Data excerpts
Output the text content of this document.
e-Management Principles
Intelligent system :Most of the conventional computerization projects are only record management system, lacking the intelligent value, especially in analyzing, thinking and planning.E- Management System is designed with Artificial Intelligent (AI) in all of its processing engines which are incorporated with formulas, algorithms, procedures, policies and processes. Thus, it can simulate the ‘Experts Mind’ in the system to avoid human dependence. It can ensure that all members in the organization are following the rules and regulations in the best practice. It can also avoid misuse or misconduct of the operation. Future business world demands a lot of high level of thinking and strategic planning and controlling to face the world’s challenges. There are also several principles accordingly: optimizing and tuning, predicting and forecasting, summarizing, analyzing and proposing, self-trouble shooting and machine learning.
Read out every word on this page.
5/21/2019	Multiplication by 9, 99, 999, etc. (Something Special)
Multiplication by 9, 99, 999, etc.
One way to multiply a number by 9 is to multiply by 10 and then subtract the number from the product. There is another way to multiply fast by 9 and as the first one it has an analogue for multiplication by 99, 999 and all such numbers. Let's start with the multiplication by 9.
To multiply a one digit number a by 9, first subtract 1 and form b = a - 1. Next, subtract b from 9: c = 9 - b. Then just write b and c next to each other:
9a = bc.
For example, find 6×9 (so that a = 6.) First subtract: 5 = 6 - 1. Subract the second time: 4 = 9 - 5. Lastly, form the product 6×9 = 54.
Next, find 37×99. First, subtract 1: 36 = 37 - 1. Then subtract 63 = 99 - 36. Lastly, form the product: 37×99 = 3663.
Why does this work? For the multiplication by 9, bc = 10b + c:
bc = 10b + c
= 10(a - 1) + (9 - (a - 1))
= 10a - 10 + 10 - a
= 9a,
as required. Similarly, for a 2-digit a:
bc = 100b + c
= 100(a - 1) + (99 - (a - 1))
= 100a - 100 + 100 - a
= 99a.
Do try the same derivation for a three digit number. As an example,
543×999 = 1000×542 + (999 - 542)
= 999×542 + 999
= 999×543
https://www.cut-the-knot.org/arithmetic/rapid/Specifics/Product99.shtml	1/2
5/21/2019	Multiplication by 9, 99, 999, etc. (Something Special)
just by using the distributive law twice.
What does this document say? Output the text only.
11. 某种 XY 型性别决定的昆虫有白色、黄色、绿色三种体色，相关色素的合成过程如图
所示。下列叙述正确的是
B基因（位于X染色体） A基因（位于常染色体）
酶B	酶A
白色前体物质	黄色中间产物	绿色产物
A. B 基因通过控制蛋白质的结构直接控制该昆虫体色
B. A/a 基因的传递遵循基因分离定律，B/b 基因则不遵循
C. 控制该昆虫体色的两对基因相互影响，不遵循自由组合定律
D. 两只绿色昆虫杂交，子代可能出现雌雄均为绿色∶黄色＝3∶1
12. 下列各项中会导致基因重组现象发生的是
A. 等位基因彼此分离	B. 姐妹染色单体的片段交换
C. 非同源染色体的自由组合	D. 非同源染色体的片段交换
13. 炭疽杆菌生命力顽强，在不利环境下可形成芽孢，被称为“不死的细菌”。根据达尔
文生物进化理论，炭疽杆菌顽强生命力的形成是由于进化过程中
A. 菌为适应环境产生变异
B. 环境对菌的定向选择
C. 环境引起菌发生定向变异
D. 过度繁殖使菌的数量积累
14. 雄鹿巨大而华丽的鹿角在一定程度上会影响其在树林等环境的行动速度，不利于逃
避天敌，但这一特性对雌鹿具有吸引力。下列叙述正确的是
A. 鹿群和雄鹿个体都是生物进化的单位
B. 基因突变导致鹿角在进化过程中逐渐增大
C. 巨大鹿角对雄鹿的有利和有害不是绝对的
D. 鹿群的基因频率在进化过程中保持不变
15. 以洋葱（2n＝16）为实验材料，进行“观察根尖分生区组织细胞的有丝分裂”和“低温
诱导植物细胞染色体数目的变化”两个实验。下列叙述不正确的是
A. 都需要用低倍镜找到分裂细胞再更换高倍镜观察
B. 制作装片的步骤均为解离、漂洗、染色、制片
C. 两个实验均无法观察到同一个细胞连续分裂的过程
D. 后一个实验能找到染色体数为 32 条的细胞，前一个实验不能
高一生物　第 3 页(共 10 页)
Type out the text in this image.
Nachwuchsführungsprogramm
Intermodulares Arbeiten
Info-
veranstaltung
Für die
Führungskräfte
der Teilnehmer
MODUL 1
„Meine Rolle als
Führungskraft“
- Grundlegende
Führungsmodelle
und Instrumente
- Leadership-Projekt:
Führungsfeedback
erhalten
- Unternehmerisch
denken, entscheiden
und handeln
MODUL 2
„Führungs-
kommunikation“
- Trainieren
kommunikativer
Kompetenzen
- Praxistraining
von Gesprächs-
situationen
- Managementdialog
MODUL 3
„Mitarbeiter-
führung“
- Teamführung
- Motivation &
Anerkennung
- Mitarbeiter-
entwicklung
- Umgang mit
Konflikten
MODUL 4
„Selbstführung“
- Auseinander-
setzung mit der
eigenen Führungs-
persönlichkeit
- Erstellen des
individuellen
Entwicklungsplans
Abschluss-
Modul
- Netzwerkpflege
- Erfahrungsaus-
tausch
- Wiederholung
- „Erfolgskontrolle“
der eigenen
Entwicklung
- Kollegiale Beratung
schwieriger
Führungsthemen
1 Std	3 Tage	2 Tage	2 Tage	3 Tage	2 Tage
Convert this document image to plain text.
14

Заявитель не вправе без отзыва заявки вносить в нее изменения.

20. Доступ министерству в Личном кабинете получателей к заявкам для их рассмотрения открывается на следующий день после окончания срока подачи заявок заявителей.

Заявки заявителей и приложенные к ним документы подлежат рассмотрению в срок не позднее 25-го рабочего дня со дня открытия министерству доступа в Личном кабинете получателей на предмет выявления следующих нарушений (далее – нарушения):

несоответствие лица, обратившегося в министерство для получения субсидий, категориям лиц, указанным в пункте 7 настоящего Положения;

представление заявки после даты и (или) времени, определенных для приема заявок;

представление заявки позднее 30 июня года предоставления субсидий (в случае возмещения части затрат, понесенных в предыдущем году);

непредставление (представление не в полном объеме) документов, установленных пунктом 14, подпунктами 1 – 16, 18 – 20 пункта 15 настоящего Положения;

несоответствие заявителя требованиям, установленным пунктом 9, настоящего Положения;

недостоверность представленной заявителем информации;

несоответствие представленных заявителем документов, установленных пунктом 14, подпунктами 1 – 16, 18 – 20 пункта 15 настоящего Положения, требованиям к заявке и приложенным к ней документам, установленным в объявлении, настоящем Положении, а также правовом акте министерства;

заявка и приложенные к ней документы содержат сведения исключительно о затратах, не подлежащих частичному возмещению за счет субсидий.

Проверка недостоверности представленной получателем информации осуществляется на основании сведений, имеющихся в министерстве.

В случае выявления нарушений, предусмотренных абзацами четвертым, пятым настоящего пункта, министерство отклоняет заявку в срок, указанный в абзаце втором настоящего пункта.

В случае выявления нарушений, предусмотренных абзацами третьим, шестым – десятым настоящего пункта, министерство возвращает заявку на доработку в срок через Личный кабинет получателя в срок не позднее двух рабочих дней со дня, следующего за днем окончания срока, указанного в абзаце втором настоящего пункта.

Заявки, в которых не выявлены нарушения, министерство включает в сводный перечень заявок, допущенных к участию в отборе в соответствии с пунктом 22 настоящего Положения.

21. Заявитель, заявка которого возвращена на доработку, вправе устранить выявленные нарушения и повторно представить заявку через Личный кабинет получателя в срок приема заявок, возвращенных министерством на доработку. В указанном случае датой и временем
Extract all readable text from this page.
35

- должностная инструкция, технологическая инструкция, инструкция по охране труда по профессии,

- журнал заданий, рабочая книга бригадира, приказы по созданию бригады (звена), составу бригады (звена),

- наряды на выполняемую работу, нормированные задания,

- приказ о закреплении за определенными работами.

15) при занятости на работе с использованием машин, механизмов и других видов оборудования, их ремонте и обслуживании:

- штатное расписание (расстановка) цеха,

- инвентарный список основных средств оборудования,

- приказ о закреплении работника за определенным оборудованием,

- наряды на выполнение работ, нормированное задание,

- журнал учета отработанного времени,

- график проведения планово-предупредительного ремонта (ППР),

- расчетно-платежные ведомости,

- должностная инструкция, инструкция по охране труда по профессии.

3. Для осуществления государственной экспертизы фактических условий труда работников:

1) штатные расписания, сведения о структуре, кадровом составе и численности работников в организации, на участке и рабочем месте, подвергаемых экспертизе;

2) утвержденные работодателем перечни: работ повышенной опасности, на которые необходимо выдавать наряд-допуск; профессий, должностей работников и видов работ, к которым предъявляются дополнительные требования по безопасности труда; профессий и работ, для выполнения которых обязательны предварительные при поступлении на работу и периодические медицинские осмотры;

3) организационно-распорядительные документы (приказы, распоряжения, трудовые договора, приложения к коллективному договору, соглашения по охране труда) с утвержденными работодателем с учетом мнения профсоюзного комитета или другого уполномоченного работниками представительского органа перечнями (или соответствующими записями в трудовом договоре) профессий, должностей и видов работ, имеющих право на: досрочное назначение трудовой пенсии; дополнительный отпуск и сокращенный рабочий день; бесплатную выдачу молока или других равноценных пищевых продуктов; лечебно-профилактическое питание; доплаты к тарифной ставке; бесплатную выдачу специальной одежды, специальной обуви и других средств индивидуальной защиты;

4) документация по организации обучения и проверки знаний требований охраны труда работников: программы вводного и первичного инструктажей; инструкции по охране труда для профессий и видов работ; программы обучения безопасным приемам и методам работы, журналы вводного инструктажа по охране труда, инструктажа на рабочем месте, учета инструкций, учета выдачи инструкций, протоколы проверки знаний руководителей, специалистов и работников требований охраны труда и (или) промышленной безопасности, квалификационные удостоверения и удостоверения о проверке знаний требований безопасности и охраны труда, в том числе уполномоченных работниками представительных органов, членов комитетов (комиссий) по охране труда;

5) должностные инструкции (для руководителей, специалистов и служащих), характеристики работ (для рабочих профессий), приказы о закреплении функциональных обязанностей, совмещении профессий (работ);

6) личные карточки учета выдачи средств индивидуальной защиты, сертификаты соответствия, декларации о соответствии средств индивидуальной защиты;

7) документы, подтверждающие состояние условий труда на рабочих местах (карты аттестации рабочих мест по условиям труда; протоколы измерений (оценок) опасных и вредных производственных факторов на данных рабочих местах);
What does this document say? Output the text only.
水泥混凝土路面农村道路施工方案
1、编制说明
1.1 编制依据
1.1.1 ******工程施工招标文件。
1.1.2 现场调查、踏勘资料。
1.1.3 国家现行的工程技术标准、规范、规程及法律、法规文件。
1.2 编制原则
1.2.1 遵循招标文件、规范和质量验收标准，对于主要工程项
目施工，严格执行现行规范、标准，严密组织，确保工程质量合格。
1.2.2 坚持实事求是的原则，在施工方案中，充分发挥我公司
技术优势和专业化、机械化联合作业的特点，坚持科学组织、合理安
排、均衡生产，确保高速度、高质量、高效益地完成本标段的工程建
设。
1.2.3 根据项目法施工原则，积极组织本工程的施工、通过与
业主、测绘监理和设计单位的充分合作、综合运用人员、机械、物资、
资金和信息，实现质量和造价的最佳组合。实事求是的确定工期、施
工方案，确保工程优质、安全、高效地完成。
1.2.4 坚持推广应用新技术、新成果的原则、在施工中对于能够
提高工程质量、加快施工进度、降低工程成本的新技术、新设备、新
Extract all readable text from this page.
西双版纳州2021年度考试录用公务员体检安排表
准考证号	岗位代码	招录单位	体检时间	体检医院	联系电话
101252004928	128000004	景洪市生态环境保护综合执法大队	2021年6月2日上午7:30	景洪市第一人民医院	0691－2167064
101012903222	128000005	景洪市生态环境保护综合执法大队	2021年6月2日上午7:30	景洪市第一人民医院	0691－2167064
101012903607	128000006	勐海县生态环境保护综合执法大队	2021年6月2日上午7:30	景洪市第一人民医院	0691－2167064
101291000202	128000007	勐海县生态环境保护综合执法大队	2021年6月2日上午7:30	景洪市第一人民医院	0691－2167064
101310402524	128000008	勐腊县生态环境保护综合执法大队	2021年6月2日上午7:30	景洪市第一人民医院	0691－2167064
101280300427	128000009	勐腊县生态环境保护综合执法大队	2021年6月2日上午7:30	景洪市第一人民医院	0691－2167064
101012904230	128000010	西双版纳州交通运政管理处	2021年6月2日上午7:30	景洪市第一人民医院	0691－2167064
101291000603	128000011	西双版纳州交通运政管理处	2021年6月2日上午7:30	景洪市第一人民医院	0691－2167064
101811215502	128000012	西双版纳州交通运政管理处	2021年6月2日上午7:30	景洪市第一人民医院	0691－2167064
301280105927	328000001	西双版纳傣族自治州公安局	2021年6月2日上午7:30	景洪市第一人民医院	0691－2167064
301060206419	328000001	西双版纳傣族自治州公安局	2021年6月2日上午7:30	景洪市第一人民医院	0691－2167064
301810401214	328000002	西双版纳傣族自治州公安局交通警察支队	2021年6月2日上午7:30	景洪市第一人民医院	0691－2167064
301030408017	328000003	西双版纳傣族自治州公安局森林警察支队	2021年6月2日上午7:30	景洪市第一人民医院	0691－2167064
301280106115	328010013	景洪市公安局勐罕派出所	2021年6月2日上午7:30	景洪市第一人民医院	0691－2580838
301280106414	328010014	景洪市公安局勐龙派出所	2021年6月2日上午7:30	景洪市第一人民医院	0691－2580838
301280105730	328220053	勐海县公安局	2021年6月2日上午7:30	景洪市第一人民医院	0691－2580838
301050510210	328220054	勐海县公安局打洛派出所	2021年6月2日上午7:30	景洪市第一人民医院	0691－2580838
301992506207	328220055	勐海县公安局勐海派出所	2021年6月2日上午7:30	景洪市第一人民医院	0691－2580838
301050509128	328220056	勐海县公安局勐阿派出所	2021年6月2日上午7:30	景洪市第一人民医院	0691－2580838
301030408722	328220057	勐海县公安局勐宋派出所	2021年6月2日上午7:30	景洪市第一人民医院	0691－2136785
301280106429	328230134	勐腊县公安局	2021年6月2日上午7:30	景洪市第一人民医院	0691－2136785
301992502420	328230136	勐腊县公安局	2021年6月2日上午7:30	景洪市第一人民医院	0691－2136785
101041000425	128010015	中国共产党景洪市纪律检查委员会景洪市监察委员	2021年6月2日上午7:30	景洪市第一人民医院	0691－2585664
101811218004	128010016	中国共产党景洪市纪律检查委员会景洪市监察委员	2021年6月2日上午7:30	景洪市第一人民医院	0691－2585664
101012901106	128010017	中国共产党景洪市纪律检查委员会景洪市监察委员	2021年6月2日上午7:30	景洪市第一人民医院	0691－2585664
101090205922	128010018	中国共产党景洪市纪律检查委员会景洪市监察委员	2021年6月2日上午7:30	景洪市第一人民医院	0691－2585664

> GOAL
Gather each line from the listing above that holds "Заявитель".

> OUTPUT OF THE EXERCISE
Заявитель не вправе без отзыва заявки вносить в нее изменения.
21. Заявитель, заявка которого возвращена на доработку, вправе устранить выявленные нарушения и повторно представить заявку через Личный кабинет получателя в срок приема заявок, возвращенных министерством на доработку. В указанном случае датой и временем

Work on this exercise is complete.